• _Work to do_
Check each line of the material. Copy those containing "GIANG".
+++ Dataset +++
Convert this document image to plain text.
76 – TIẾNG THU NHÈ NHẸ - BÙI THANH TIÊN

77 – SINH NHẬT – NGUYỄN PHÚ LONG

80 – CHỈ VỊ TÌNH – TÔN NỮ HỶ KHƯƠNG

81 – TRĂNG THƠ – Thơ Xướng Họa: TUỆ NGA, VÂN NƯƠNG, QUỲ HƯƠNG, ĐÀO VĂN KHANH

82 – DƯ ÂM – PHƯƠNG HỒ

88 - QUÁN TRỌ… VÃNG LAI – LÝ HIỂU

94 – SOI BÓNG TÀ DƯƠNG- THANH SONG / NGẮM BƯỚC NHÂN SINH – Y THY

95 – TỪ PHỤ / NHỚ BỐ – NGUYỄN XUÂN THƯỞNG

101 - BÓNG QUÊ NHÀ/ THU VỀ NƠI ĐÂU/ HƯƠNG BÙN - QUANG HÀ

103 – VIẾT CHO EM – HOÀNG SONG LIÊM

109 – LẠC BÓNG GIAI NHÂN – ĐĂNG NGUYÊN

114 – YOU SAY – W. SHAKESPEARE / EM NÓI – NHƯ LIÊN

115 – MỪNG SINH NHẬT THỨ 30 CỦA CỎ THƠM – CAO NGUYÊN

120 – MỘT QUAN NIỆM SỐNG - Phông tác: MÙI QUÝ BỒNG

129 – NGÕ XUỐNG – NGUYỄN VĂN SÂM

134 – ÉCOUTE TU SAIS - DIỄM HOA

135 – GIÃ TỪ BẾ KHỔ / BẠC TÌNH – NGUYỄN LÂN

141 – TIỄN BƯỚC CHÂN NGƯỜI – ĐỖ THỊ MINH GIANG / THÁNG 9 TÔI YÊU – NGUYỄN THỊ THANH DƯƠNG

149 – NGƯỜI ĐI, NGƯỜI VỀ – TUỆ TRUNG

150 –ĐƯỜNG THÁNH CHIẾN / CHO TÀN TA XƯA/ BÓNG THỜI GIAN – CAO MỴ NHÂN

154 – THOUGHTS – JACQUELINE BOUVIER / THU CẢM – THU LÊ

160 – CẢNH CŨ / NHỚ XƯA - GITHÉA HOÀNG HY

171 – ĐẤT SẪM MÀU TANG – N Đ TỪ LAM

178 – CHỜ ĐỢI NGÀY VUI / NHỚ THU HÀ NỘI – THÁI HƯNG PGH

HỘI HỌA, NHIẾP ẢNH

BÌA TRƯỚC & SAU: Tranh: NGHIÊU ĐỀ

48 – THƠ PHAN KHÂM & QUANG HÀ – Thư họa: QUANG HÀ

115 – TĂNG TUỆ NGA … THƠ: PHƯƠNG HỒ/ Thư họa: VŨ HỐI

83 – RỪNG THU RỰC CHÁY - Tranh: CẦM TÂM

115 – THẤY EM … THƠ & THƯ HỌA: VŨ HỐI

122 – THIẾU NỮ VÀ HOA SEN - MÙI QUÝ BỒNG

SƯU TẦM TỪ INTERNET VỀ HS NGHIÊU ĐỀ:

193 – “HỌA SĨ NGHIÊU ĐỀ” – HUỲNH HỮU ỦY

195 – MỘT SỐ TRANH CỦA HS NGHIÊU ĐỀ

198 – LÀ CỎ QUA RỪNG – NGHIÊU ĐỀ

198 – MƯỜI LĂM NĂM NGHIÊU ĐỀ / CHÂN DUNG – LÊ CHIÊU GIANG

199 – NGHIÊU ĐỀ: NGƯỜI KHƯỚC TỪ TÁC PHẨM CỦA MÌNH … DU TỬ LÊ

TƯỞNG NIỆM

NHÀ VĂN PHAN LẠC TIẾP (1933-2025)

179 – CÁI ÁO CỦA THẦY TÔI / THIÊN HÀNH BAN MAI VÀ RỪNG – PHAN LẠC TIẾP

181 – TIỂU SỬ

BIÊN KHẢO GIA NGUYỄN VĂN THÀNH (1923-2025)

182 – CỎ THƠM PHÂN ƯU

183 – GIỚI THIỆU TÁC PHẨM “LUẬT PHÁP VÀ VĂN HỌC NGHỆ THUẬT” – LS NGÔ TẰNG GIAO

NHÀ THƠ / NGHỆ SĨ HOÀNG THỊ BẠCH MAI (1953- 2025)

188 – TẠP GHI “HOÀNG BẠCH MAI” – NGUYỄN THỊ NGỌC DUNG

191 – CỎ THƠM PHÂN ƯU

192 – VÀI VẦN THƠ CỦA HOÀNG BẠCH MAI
+++
+++ Dataset +++
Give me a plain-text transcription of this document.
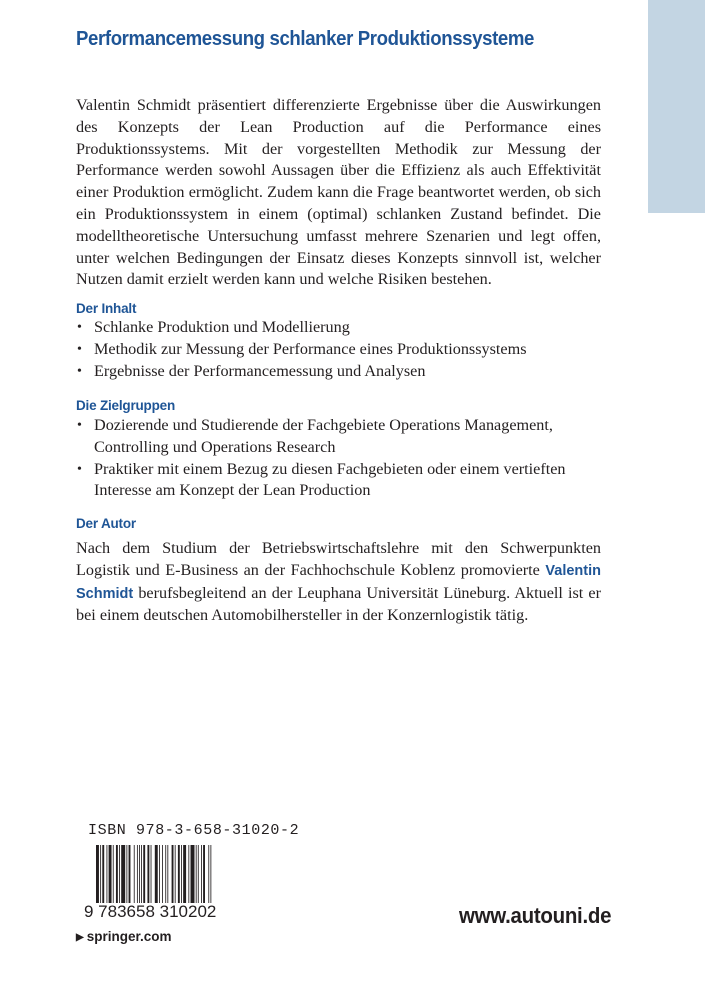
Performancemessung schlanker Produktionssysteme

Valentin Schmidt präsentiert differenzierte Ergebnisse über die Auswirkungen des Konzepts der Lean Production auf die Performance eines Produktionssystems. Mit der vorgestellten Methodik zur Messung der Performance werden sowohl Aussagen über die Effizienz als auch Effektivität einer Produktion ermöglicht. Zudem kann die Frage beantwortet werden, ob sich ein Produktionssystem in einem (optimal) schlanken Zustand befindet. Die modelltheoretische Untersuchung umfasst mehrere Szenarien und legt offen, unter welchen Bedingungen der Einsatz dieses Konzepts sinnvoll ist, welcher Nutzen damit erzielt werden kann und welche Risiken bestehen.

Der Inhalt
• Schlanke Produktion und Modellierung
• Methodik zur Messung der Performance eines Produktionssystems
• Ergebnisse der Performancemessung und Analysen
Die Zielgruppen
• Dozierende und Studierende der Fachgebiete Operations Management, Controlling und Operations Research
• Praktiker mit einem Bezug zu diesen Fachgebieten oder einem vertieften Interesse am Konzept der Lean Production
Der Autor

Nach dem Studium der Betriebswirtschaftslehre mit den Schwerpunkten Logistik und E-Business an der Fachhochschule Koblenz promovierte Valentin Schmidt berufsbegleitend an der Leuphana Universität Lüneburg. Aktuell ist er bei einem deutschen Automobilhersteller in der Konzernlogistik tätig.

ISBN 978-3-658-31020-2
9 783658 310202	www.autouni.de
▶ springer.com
+++
• _Complete answer_
141 – TIỄN BƯỚC CHÂN NGƯỜI – ĐỖ THỊ MINH GIANG / THÁNG 9 TÔI YÊU – NGUYỄN THỊ THANH DƯƠNG
198 – MƯỜI LĂM NĂM NGHIÊU ĐỀ / CHÂN DUNG – LÊ CHIÊU GIANG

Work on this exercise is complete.